→ **Problem to work on**: Using the listing below, copy every line that mentions "July".

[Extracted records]
· · ·

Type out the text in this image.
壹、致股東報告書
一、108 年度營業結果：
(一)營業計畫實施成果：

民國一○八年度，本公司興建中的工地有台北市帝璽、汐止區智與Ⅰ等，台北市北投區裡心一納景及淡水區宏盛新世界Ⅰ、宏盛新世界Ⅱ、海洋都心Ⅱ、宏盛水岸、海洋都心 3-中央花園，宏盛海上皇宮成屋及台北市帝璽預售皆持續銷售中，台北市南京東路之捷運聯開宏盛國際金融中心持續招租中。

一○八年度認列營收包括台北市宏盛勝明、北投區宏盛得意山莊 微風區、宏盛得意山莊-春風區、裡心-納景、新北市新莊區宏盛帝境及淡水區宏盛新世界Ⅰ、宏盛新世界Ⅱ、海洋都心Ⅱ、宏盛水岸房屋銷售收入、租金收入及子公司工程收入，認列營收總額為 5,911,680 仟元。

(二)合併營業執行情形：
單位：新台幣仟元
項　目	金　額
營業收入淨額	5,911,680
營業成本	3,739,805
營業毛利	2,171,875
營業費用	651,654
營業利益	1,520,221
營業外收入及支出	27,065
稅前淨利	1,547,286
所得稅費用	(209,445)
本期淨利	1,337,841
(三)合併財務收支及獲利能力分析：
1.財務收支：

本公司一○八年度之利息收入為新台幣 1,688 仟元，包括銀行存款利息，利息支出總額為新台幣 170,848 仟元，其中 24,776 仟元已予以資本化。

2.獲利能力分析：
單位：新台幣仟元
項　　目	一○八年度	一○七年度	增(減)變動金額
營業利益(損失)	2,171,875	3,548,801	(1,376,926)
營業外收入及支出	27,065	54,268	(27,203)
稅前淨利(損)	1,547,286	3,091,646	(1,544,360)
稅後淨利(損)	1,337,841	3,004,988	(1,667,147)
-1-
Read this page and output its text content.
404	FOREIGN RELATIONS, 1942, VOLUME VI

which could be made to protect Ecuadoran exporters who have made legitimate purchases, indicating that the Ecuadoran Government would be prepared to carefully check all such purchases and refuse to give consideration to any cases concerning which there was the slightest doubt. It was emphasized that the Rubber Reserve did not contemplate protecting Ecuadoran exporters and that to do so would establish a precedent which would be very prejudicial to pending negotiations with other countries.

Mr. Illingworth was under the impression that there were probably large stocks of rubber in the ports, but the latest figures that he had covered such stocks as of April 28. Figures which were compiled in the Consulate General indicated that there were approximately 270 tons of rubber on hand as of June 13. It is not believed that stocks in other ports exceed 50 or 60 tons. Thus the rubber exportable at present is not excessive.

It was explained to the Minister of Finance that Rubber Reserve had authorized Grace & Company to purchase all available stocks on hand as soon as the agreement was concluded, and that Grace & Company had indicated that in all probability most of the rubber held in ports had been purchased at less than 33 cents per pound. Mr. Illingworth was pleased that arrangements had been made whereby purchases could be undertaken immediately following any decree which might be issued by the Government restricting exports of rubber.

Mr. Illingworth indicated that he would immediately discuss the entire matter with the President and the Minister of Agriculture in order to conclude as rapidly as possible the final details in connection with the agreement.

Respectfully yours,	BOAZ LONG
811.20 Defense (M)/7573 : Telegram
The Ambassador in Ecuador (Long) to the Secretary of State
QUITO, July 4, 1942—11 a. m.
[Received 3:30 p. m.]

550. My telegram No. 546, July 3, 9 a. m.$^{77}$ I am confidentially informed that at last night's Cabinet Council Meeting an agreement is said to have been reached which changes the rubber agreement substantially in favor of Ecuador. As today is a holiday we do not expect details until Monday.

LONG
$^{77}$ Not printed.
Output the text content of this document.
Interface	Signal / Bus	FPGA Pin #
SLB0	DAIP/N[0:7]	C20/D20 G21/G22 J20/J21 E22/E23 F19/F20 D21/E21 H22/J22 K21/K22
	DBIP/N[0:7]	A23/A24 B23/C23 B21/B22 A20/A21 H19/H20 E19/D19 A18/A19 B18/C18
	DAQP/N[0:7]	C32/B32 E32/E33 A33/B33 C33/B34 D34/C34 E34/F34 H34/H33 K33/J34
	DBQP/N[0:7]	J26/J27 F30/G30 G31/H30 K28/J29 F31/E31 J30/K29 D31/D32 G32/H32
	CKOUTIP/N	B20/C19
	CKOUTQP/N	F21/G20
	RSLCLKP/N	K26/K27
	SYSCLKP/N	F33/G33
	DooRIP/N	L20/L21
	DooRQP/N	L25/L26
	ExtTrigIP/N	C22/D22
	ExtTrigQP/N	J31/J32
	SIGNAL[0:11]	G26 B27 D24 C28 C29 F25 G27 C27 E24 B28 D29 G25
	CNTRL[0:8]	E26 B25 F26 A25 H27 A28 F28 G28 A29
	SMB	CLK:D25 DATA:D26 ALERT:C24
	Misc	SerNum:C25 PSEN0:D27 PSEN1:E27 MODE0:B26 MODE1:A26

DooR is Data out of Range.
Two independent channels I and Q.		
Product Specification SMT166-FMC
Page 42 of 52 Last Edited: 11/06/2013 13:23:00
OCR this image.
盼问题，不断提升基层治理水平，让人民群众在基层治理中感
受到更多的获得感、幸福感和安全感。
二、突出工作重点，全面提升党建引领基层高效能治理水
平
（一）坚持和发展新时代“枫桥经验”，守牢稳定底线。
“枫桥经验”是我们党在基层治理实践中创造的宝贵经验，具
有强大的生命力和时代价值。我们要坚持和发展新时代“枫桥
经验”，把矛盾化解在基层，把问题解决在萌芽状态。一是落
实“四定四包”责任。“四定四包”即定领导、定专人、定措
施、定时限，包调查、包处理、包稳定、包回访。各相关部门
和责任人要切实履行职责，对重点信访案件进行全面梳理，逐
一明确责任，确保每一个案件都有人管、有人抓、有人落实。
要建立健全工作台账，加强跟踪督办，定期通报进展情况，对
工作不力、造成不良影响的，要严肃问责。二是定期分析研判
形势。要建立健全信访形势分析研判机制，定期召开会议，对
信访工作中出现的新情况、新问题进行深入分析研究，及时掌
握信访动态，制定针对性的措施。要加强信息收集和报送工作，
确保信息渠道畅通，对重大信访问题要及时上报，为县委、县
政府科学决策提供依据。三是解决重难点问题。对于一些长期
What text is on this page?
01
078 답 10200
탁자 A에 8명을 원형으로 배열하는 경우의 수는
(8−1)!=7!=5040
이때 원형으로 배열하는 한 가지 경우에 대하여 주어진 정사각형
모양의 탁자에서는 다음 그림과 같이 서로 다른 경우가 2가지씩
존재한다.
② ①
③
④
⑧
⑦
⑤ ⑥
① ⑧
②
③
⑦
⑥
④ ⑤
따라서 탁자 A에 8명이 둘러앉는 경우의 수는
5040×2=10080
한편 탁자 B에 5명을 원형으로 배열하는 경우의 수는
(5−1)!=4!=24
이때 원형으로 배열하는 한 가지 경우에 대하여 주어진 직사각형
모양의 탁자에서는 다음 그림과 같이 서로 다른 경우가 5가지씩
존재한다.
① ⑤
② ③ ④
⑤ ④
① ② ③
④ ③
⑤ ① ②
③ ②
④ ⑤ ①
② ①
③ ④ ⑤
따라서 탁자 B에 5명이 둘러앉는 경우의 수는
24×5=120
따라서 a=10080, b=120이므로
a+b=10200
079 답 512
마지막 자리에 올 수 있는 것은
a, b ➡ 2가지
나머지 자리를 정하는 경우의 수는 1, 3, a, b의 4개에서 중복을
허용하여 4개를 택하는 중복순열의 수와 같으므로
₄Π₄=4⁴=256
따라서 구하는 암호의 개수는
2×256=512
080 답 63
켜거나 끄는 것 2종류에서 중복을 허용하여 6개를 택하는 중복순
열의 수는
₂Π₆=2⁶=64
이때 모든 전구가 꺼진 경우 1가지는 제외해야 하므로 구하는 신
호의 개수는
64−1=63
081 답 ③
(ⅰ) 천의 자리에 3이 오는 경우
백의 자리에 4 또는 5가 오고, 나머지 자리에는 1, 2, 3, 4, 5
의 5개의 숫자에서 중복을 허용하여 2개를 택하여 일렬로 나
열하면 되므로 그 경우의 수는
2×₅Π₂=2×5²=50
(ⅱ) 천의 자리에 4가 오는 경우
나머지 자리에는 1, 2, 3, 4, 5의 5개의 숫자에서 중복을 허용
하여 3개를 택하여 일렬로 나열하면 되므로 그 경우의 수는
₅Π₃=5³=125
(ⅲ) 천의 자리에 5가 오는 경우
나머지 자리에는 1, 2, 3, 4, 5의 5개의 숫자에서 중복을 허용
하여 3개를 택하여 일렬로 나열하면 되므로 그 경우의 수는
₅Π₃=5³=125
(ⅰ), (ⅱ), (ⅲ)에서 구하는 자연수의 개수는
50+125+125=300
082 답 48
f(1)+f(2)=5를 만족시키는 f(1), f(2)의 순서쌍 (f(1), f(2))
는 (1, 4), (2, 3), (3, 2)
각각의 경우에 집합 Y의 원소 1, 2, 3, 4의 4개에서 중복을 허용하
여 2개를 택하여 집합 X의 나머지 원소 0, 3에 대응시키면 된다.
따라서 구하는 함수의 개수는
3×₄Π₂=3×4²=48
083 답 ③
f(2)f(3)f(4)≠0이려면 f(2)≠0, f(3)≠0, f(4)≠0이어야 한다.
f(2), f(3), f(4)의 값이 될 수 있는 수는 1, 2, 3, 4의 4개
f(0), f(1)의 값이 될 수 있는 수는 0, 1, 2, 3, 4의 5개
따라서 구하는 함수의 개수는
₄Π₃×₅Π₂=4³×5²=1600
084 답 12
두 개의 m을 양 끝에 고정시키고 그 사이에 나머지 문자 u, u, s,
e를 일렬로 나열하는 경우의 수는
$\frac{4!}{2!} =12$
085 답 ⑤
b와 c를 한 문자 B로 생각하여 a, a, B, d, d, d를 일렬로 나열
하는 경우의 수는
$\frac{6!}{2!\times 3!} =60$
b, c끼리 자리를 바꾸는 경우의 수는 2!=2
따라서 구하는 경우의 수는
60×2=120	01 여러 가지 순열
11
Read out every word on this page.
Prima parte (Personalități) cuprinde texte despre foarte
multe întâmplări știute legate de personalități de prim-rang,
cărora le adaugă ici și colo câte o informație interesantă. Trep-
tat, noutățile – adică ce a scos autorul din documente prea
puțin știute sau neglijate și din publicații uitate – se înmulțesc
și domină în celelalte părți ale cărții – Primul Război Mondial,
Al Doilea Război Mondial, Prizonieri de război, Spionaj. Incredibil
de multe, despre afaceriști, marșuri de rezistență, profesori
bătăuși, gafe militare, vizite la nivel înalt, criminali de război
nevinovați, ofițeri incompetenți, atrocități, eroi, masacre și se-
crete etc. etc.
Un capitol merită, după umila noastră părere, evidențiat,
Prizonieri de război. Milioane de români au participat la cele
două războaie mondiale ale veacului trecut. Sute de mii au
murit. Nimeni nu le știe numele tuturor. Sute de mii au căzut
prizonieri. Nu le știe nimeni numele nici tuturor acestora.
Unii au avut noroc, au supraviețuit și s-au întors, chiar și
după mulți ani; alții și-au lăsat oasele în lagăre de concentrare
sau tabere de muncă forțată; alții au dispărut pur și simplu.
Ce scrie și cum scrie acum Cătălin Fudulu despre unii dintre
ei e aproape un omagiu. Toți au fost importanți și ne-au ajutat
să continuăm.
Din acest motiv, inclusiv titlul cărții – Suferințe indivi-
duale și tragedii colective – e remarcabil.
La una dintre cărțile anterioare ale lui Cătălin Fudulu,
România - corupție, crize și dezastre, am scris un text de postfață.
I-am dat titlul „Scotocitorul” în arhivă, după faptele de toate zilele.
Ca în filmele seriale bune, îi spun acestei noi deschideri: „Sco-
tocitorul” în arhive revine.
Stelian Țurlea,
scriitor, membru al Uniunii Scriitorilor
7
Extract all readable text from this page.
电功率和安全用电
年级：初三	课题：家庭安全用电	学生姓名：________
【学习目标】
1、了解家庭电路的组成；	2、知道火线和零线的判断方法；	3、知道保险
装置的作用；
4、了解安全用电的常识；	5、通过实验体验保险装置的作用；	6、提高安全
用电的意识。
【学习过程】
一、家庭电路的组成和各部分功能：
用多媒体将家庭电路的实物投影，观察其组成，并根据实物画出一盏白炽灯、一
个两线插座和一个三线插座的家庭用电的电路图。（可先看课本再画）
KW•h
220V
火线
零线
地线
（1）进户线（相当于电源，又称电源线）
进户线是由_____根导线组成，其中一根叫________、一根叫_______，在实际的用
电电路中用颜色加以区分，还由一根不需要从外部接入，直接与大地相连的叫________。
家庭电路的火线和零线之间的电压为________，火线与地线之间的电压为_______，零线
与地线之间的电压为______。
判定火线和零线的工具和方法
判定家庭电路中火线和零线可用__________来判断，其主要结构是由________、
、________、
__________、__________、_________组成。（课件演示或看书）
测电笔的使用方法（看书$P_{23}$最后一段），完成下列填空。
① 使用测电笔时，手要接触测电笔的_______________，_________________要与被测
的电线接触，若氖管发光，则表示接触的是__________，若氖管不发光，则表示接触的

· · ·

→ **Exercise result**:
QUITO, July 4, 1942—11 a. m.
550. My telegram No. 546, July 3, 9 a. m.$^{77}$ I am confidentially informed that at last night's Cabinet Council Meeting an agreement is said to have been reached which changes the rubber agreement substantially in favor of Ecuador. As today is a holiday we do not expect details until Monday.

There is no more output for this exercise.